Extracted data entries
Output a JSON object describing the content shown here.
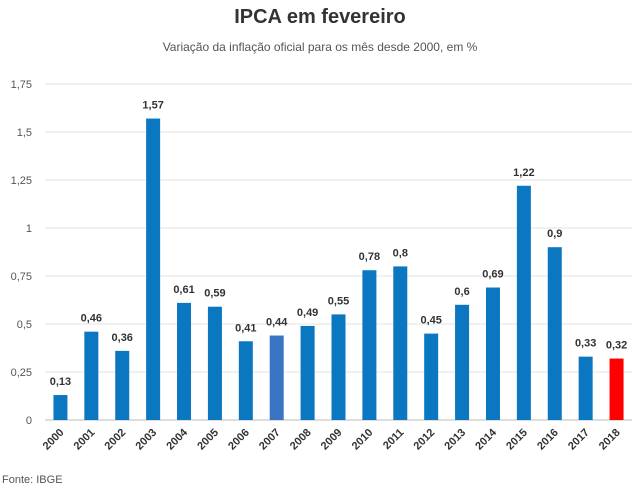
{
  "chart_data": {
    "type": "bar",
    "title": "IPCA em fevereiro",
    "subtitle": "Variação da inflação oficial para os mês desde 2000, em %",
    "categories": [
      "2000",
      "2001",
      "2002",
      "2003",
      "2004",
      "2005",
      "2006",
      "2007",
      "2008",
      "2009",
      "2010",
      "2011",
      "2012",
      "2013",
      "2014",
      "2015",
      "2016",
      "2017",
      "2018"
    ],
    "values": [
      0.13,
      0.46,
      0.36,
      1.57,
      0.61,
      0.59,
      0.41,
      0.44,
      0.49,
      0.55,
      0.78,
      0.8,
      0.45,
      0.6,
      0.69,
      1.22,
      0.9,
      0.33,
      0.32
    ],
    "data_labels": [
      "0,13",
      "0,46",
      "0,36",
      "1,57",
      "0,61",
      "0,59",
      "0,41",
      "0,44",
      "0,49",
      "0,55",
      "0,78",
      "0,8",
      "0,45",
      "0,6",
      "0,69",
      "1,22",
      "0,9",
      "0,33",
      "0,32"
    ],
    "ylim": [
      0,
      1.75
    ],
    "y_ticks": [
      0,
      0.25,
      0.5,
      0.75,
      1,
      1.25,
      1.5,
      1.75
    ],
    "y_tick_labels": [
      "0",
      "0,25",
      "0,5",
      "0,75",
      "1",
      "1,25",
      "1,5",
      "1,75"
    ],
    "grid": true,
    "colors": {
      "default": "#0a77c0",
      "highlight_2007": "#3a75c4",
      "highlight_2018": "#ff0000",
      "grid": "#e3e3e3"
    },
    "bar_colors": [
      "#0a77c0",
      "#0a77c0",
      "#0a77c0",
      "#0a77c0",
      "#0a77c0",
      "#0a77c0",
      "#0a77c0",
      "#3a75c4",
      "#0a77c0",
      "#0a77c0",
      "#0a77c0",
      "#0a77c0",
      "#0a77c0",
      "#0a77c0",
      "#0a77c0",
      "#0a77c0",
      "#0a77c0",
      "#0a77c0",
      "#ff0000"
    ]
  },
  "source": "Fonte: IBGE"
}
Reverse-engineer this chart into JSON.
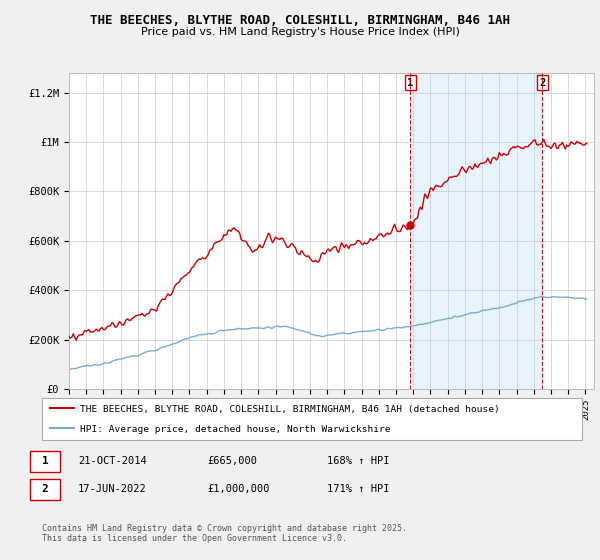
{
  "title": "THE BEECHES, BLYTHE ROAD, COLESHILL, BIRMINGHAM, B46 1AH",
  "subtitle": "Price paid vs. HM Land Registry's House Price Index (HPI)",
  "ylabel_ticks": [
    "£0",
    "£200K",
    "£400K",
    "£600K",
    "£800K",
    "£1M",
    "£1.2M"
  ],
  "ytick_values": [
    0,
    200000,
    400000,
    600000,
    800000,
    1000000,
    1200000
  ],
  "ylim": [
    0,
    1280000
  ],
  "red_line_color": "#cc0000",
  "blue_line_color": "#7aadd4",
  "shaded_color": "#ddeeff",
  "marker1_year": 2014.82,
  "marker2_year": 2022.46,
  "marker1_label": "1",
  "marker2_label": "2",
  "marker1_price": 665000,
  "marker2_price": 1000000,
  "legend_label_red": "THE BEECHES, BLYTHE ROAD, COLESHILL, BIRMINGHAM, B46 1AH (detached house)",
  "legend_label_blue": "HPI: Average price, detached house, North Warwickshire",
  "ann1_date": "21-OCT-2014",
  "ann1_price": "£665,000",
  "ann1_hpi": "168% ↑ HPI",
  "ann2_date": "17-JUN-2022",
  "ann2_price": "£1,000,000",
  "ann2_hpi": "171% ↑ HPI",
  "footer": "Contains HM Land Registry data © Crown copyright and database right 2025.\nThis data is licensed under the Open Government Licence v3.0.",
  "background_color": "#f0f0f0",
  "plot_bg_color": "#ffffff",
  "title_font": "DejaVu Sans",
  "mono_font": "DejaVu Sans Mono"
}
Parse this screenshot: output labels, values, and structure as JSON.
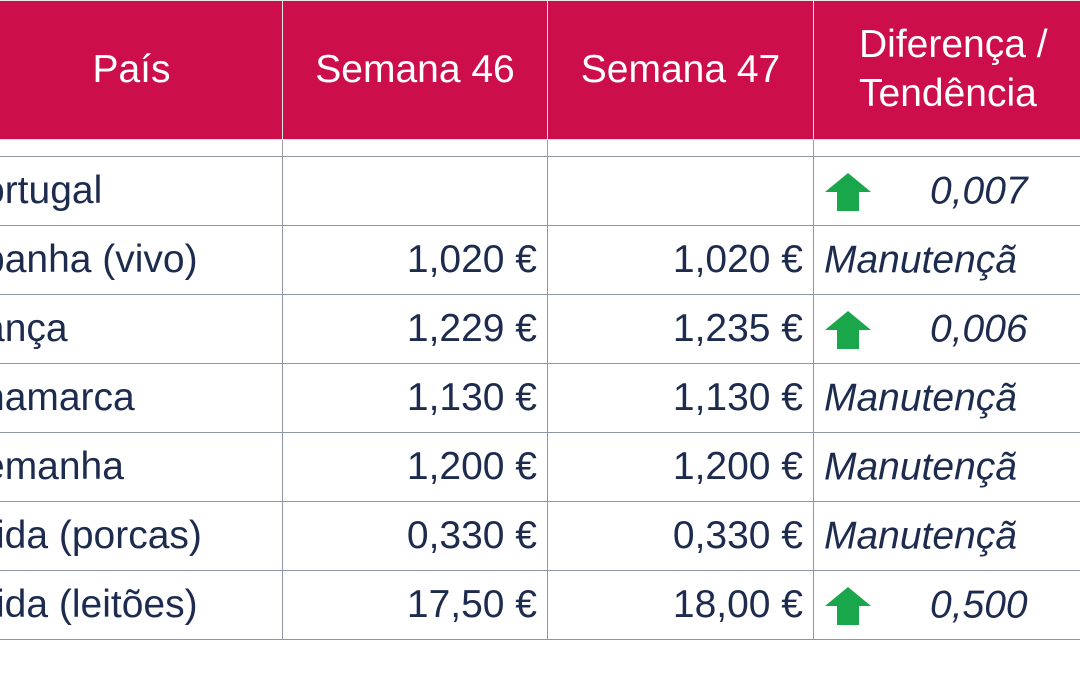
{
  "header": {
    "country": "País",
    "week46": "Semana 46",
    "week47": "Semana 47",
    "diff_line1": "Diferença /",
    "diff_line2": "Tendência"
  },
  "colors": {
    "header_bg": "#cc0f4b",
    "text": "#1d2b4f",
    "arrow": "#1aa64a"
  },
  "rows": [
    {
      "country": "ortugal",
      "week46": "",
      "week47": "",
      "trend": "up",
      "diff": "0,007"
    },
    {
      "country": "panha (vivo)",
      "week46": "1,020 €",
      "week47": "1,020 €",
      "trend": "none",
      "diff": "Manutençã"
    },
    {
      "country": "ança",
      "week46": "1,229 €",
      "week47": "1,235 €",
      "trend": "up",
      "diff": "0,006"
    },
    {
      "country": "namarca",
      "week46": "1,130 €",
      "week47": "1,130 €",
      "trend": "none",
      "diff": "Manutençã"
    },
    {
      "country": "emanha",
      "week46": "1,200 €",
      "week47": "1,200 €",
      "trend": "none",
      "diff": "Manutençã"
    },
    {
      "country": "rida (porcas)",
      "week46": "0,330 €",
      "week47": "0,330 €",
      "trend": "none",
      "diff": "Manutençã"
    },
    {
      "country": "rida (leitões)",
      "week46": "17,50 €",
      "week47": "18,00 €",
      "trend": "up",
      "diff": "0,500"
    }
  ]
}
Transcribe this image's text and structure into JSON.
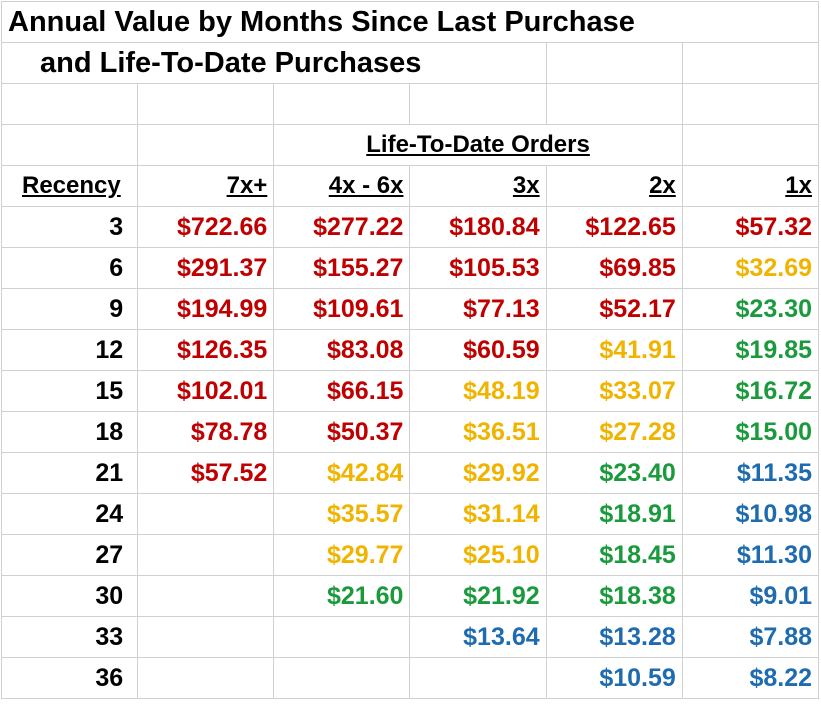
{
  "title_line1": "Annual Value by Months Since Last Purchase",
  "title_line2": "and Life-To-Date Purchases",
  "group_header": "Life-To-Date Orders",
  "column_headers": [
    "Recency",
    "7x+",
    "4x - 6x",
    "3x",
    "2x",
    "1x"
  ],
  "colors": {
    "red": "#c00000",
    "orange": "#f0b400",
    "green": "#1a9a3c",
    "blue": "#1e6bb0"
  },
  "rows": [
    {
      "recency": "3",
      "cells": [
        {
          "v": "$722.66",
          "c": "red"
        },
        {
          "v": "$277.22",
          "c": "red"
        },
        {
          "v": "$180.84",
          "c": "red"
        },
        {
          "v": "$122.65",
          "c": "red"
        },
        {
          "v": "$57.32",
          "c": "red"
        }
      ]
    },
    {
      "recency": "6",
      "cells": [
        {
          "v": "$291.37",
          "c": "red"
        },
        {
          "v": "$155.27",
          "c": "red"
        },
        {
          "v": "$105.53",
          "c": "red"
        },
        {
          "v": "$69.85",
          "c": "red"
        },
        {
          "v": "$32.69",
          "c": "orange"
        }
      ]
    },
    {
      "recency": "9",
      "cells": [
        {
          "v": "$194.99",
          "c": "red"
        },
        {
          "v": "$109.61",
          "c": "red"
        },
        {
          "v": "$77.13",
          "c": "red"
        },
        {
          "v": "$52.17",
          "c": "red"
        },
        {
          "v": "$23.30",
          "c": "green"
        }
      ]
    },
    {
      "recency": "12",
      "cells": [
        {
          "v": "$126.35",
          "c": "red"
        },
        {
          "v": "$83.08",
          "c": "red"
        },
        {
          "v": "$60.59",
          "c": "red"
        },
        {
          "v": "$41.91",
          "c": "orange"
        },
        {
          "v": "$19.85",
          "c": "green"
        }
      ]
    },
    {
      "recency": "15",
      "cells": [
        {
          "v": "$102.01",
          "c": "red"
        },
        {
          "v": "$66.15",
          "c": "red"
        },
        {
          "v": "$48.19",
          "c": "orange"
        },
        {
          "v": "$33.07",
          "c": "orange"
        },
        {
          "v": "$16.72",
          "c": "green"
        }
      ]
    },
    {
      "recency": "18",
      "cells": [
        {
          "v": "$78.78",
          "c": "red"
        },
        {
          "v": "$50.37",
          "c": "red"
        },
        {
          "v": "$36.51",
          "c": "orange"
        },
        {
          "v": "$27.28",
          "c": "orange"
        },
        {
          "v": "$15.00",
          "c": "green"
        }
      ]
    },
    {
      "recency": "21",
      "cells": [
        {
          "v": "$57.52",
          "c": "red"
        },
        {
          "v": "$42.84",
          "c": "orange"
        },
        {
          "v": "$29.92",
          "c": "orange"
        },
        {
          "v": "$23.40",
          "c": "green"
        },
        {
          "v": "$11.35",
          "c": "blue"
        }
      ]
    },
    {
      "recency": "24",
      "cells": [
        {
          "v": "",
          "c": ""
        },
        {
          "v": "$35.57",
          "c": "orange"
        },
        {
          "v": "$31.14",
          "c": "orange"
        },
        {
          "v": "$18.91",
          "c": "green"
        },
        {
          "v": "$10.98",
          "c": "blue"
        }
      ]
    },
    {
      "recency": "27",
      "cells": [
        {
          "v": "",
          "c": ""
        },
        {
          "v": "$29.77",
          "c": "orange"
        },
        {
          "v": "$25.10",
          "c": "orange"
        },
        {
          "v": "$18.45",
          "c": "green"
        },
        {
          "v": "$11.30",
          "c": "blue"
        }
      ]
    },
    {
      "recency": "30",
      "cells": [
        {
          "v": "",
          "c": ""
        },
        {
          "v": "$21.60",
          "c": "green"
        },
        {
          "v": "$21.92",
          "c": "green"
        },
        {
          "v": "$18.38",
          "c": "green"
        },
        {
          "v": "$9.01",
          "c": "blue"
        }
      ]
    },
    {
      "recency": "33",
      "cells": [
        {
          "v": "",
          "c": ""
        },
        {
          "v": "",
          "c": ""
        },
        {
          "v": "$13.64",
          "c": "blue"
        },
        {
          "v": "$13.28",
          "c": "blue"
        },
        {
          "v": "$7.88",
          "c": "blue"
        }
      ]
    },
    {
      "recency": "36",
      "cells": [
        {
          "v": "",
          "c": ""
        },
        {
          "v": "",
          "c": ""
        },
        {
          "v": "",
          "c": ""
        },
        {
          "v": "$10.59",
          "c": "blue"
        },
        {
          "v": "$8.22",
          "c": "blue"
        }
      ]
    }
  ]
}
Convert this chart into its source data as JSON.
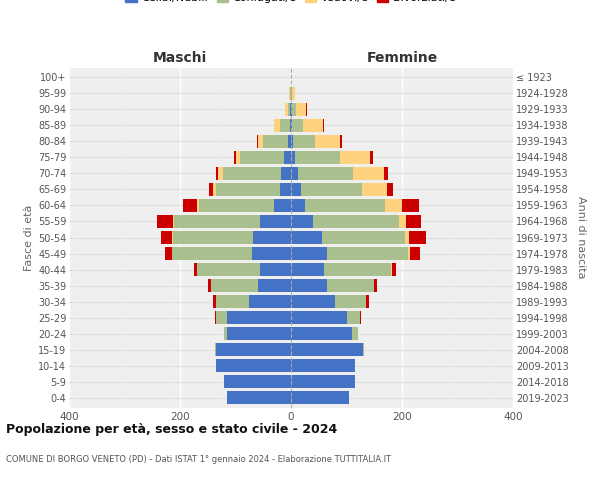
{
  "age_groups": [
    "0-4",
    "5-9",
    "10-14",
    "15-19",
    "20-24",
    "25-29",
    "30-34",
    "35-39",
    "40-44",
    "45-49",
    "50-54",
    "55-59",
    "60-64",
    "65-69",
    "70-74",
    "75-79",
    "80-84",
    "85-89",
    "90-94",
    "95-99",
    "100+"
  ],
  "birth_years": [
    "2019-2023",
    "2014-2018",
    "2009-2013",
    "2004-2008",
    "1999-2003",
    "1994-1998",
    "1989-1993",
    "1984-1988",
    "1979-1983",
    "1974-1978",
    "1969-1973",
    "1964-1968",
    "1959-1963",
    "1954-1958",
    "1949-1953",
    "1944-1948",
    "1939-1943",
    "1934-1938",
    "1929-1933",
    "1924-1928",
    "≤ 1923"
  ],
  "maschi": {
    "celibi": [
      115,
      120,
      135,
      135,
      115,
      115,
      75,
      60,
      55,
      70,
      68,
      55,
      30,
      20,
      18,
      12,
      5,
      2,
      1,
      0,
      0
    ],
    "coniugati": [
      0,
      0,
      1,
      2,
      5,
      20,
      60,
      85,
      115,
      145,
      145,
      155,
      135,
      115,
      105,
      80,
      45,
      18,
      5,
      2,
      0
    ],
    "vedovi": [
      0,
      0,
      0,
      0,
      0,
      0,
      0,
      0,
      0,
      0,
      2,
      2,
      5,
      5,
      8,
      8,
      10,
      10,
      5,
      1,
      0
    ],
    "divorziati": [
      0,
      0,
      0,
      0,
      0,
      2,
      5,
      5,
      5,
      12,
      20,
      30,
      25,
      8,
      5,
      3,
      2,
      1,
      0,
      0,
      0
    ]
  },
  "femmine": {
    "nubili": [
      105,
      115,
      115,
      130,
      110,
      100,
      80,
      65,
      60,
      65,
      55,
      40,
      25,
      18,
      12,
      8,
      4,
      2,
      1,
      0,
      0
    ],
    "coniugate": [
      0,
      0,
      1,
      2,
      10,
      25,
      55,
      85,
      120,
      145,
      150,
      155,
      145,
      110,
      100,
      80,
      40,
      20,
      8,
      2,
      0
    ],
    "vedove": [
      0,
      0,
      0,
      0,
      0,
      0,
      0,
      0,
      2,
      5,
      8,
      12,
      30,
      45,
      55,
      55,
      45,
      35,
      18,
      5,
      0
    ],
    "divorziate": [
      0,
      0,
      0,
      0,
      0,
      2,
      5,
      5,
      8,
      18,
      30,
      28,
      30,
      10,
      8,
      5,
      3,
      2,
      1,
      0,
      0
    ]
  },
  "colors": {
    "celibi": "#4472C4",
    "coniugati": "#AABF8E",
    "vedovi": "#FFD280",
    "divorziati": "#CC0000"
  },
  "xlim": 400,
  "title": "Popolazione per età, sesso e stato civile - 2024",
  "subtitle": "COMUNE DI BORGO VENETO (PD) - Dati ISTAT 1° gennaio 2024 - Elaborazione TUTTITALIA.IT",
  "xlabel_left": "Maschi",
  "xlabel_right": "Femmine",
  "ylabel_left": "Fasce di età",
  "ylabel_right": "Anni di nascita",
  "bg_color": "#efefef",
  "bar_height": 0.82
}
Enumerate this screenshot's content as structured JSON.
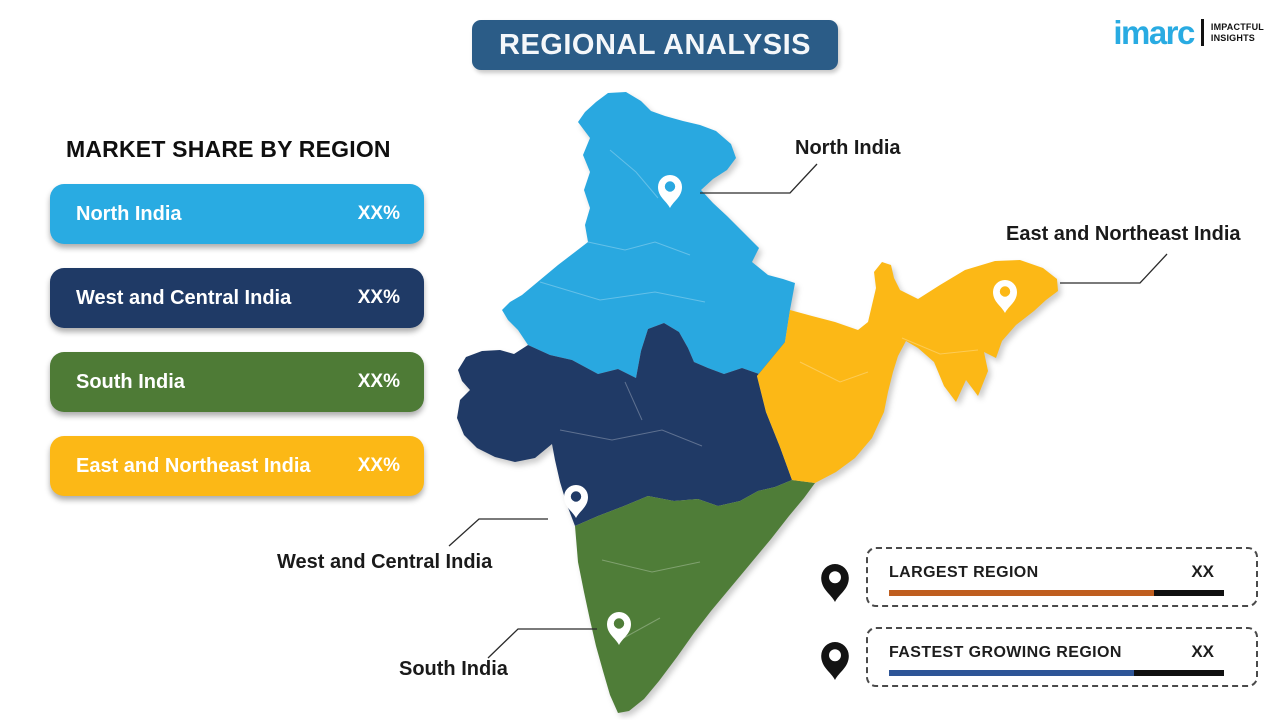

# WHAT YOU WILL DO
Pick out and copy the lines of the material that include the word "Life".

# ANSWER TO THIS TASK
  "title_line2": "and Life-To-Date Purchases",
  "group_header": "Life-To-Date Orders",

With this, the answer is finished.